CHALLENGE: Output every entry exactly as written.

[Extracted data entries]
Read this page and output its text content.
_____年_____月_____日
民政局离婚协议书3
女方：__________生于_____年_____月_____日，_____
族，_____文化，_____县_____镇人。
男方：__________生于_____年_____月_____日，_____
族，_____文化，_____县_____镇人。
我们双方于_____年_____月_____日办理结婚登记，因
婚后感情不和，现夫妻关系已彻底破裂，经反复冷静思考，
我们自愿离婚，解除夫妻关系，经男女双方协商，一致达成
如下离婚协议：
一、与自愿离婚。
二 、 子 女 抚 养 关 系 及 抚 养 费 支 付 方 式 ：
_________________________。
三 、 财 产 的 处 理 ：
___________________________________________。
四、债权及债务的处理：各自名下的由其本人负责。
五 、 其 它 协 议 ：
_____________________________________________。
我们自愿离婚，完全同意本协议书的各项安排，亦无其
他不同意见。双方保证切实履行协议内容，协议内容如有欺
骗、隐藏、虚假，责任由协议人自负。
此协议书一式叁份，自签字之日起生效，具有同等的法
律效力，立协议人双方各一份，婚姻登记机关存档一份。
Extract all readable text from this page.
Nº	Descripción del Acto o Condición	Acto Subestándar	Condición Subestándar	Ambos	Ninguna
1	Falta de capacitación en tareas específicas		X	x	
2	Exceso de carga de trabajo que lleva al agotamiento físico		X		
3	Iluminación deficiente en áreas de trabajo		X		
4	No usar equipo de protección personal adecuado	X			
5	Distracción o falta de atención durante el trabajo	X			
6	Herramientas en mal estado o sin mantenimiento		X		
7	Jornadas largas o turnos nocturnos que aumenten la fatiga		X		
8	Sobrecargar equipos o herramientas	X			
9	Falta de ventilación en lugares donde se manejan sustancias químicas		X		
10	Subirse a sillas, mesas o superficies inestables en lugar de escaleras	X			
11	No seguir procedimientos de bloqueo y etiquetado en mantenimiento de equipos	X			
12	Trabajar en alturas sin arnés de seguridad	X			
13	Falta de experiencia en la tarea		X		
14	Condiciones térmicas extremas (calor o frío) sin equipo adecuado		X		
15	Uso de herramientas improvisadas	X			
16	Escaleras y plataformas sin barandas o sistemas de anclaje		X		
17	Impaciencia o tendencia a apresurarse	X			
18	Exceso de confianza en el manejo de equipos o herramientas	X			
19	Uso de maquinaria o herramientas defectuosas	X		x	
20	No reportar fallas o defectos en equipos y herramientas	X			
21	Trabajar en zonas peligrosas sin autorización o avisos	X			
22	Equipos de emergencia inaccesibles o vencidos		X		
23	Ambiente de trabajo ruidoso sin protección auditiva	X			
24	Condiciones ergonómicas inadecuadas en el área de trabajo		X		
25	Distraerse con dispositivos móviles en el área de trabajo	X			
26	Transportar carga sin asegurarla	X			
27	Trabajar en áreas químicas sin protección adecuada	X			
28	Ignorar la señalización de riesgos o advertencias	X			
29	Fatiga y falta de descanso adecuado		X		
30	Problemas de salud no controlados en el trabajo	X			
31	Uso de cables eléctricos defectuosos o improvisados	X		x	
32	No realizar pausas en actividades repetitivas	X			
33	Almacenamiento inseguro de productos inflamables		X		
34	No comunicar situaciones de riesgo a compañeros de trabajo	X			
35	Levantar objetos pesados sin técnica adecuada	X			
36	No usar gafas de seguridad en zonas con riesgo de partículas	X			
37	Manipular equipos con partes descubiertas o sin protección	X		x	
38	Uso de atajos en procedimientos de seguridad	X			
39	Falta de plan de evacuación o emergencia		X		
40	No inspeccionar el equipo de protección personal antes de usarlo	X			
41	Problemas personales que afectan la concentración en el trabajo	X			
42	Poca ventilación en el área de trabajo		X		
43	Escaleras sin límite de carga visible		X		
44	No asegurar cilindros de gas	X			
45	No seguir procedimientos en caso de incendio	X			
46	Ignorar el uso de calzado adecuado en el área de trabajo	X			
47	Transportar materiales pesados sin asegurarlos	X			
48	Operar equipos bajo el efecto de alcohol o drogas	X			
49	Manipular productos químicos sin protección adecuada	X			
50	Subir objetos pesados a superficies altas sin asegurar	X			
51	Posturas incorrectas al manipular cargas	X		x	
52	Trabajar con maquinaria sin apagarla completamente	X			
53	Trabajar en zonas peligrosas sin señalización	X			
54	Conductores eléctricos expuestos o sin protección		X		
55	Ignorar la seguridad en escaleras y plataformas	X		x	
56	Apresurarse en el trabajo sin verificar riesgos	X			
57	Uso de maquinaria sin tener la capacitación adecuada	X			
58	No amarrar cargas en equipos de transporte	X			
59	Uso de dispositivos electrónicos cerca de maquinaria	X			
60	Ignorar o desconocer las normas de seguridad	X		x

RESPONSE TO THIS EXERCISE:
Read this page and output its text content.
_____年_____月_____日
民政局离婚协议书3
女方：__________生于_____年_____月_____日，_____
族，_____文化，_____县_____镇人。
男方：__________生于_____年_____月_____日，_____
族，_____文化，_____县_____镇人。
我们双方于_____年_____月_____日办理结婚登记，因
婚后感情不和，现夫妻关系已彻底破裂，经反复冷静思考，
我们自愿离婚，解除夫妻关系，经男女双方协商，一致达成
如下离婚协议：
一、与自愿离婚。
二 、 子 女 抚 养 关 系 及 抚 养 费 支 付 方 式 ：
_________________________。
三 、 财 产 的 处 理 ：
___________________________________________。
四、债权及债务的处理：各自名下的由其本人负责。
五 、 其 它 协 议 ：
_____________________________________________。
我们自愿离婚，完全同意本协议书的各项安排，亦无其
他不同意见。双方保证切实履行协议内容，协议内容如有欺
骗、隐藏、虚假，责任由协议人自负。
此协议书一式叁份，自签字之日起生效，具有同等的法
律效力，立协议人双方各一份，婚姻登记机关存档一份。
Extract all readable text from this page.
Nº	Descripción del Acto o Condición	Acto Subestándar	Condición Subestándar	Ambos	Ninguna
1	Falta de capacitación en tareas específicas		X	x	
2	Exceso de carga de trabajo que lleva al agotamiento físico		X		
3	Iluminación deficiente en áreas de trabajo		X		
4	No usar equipo de protección personal adecuado	X			
5	Distracción o falta de atención durante el trabajo	X			
6	Herramientas en mal estado o sin mantenimiento		X		
7	Jornadas largas o turnos nocturnos que aumenten la fatiga		X		
8	Sobrecargar equipos o herramientas	X			
9	Falta de ventilación en lugares donde se manejan sustancias químicas		X		
10	Subirse a sillas, mesas o superficies inestables en lugar de escaleras	X			
11	No seguir procedimientos de bloqueo y etiquetado en mantenimiento de equipos	X			
12	Trabajar en alturas sin arnés de seguridad	X			
13	Falta de experiencia en la tarea		X		
14	Condiciones térmicas extremas (calor o frío) sin equipo adecuado		X		
15	Uso de herramientas improvisadas	X			
16	Escaleras y plataformas sin barandas o sistemas de anclaje		X		
17	Impaciencia o tendencia a apresurarse	X			
18	Exceso de confianza en el manejo de equipos o herramientas	X			
19	Uso de maquinaria o herramientas defectuosas	X		x	
20	No reportar fallas o defectos en equipos y herramientas	X			
21	Trabajar en zonas peligrosas sin autorización o avisos	X			
22	Equipos de emergencia inaccesibles o vencidos		X		
23	Ambiente de trabajo ruidoso sin protección auditiva	X			
24	Condiciones ergonómicas inadecuadas en el área de trabajo		X		
25	Distraerse con dispositivos móviles en el área de trabajo	X			
26	Transportar carga sin asegurarla	X			
27	Trabajar en áreas químicas sin protección adecuada	X			
28	Ignorar la señalización de riesgos o advertencias	X			
29	Fatiga y falta de descanso adecuado		X		
30	Problemas de salud no controlados en el trabajo	X			
31	Uso de cables eléctricos defectuosos o improvisados	X		x	
32	No realizar pausas en actividades repetitivas	X			
33	Almacenamiento inseguro de productos inflamables		X		
34	No comunicar situaciones de riesgo a compañeros de trabajo	X			
35	Levantar objetos pesados sin técnica adecuada	X			
36	No usar gafas de seguridad en zonas con riesgo de partículas	X			
37	Manipular equipos con partes descubiertas o sin protección	X		x	
38	Uso de atajos en procedimientos de seguridad	X			
39	Falta de plan de evacuación o emergencia		X		
40	No inspeccionar el equipo de protección personal antes de usarlo	X			
41	Problemas personales que afectan la concentración en el trabajo	X			
42	Poca ventilación en el área de trabajo		X		
43	Escaleras sin límite de carga visible		X		
44	No asegurar cilindros de gas	X			
45	No seguir procedimientos en caso de incendio	X			
46	Ignorar el uso de calzado adecuado en el área de trabajo	X			
47	Transportar materiales pesados sin asegurarlos	X			
48	Operar equipos bajo el efecto de alcohol o drogas	X			
49	Manipular productos químicos sin protección adecuada	X			
50	Subir objetos pesados a superficies altas sin asegurar	X			
51	Posturas incorrectas al manipular cargas	X		x	
52	Trabajar con maquinaria sin apagarla completamente	X			
53	Trabajar en zonas peligrosas sin señalización	X			
54	Conductores eléctricos expuestos o sin protección		X		
55	Ignorar la seguridad en escaleras y plataformas	X		x	
56	Apresurarse en el trabajo sin verificar riesgos	X			
57	Uso de maquinaria sin tener la capacitación adecuada	X			
58	No amarrar cargas en equipos de transporte	X			
59	Uso de dispositivos electrónicos cerca de maquinaria	X			
60	Ignorar o desconocer las normas de seguridad	X		x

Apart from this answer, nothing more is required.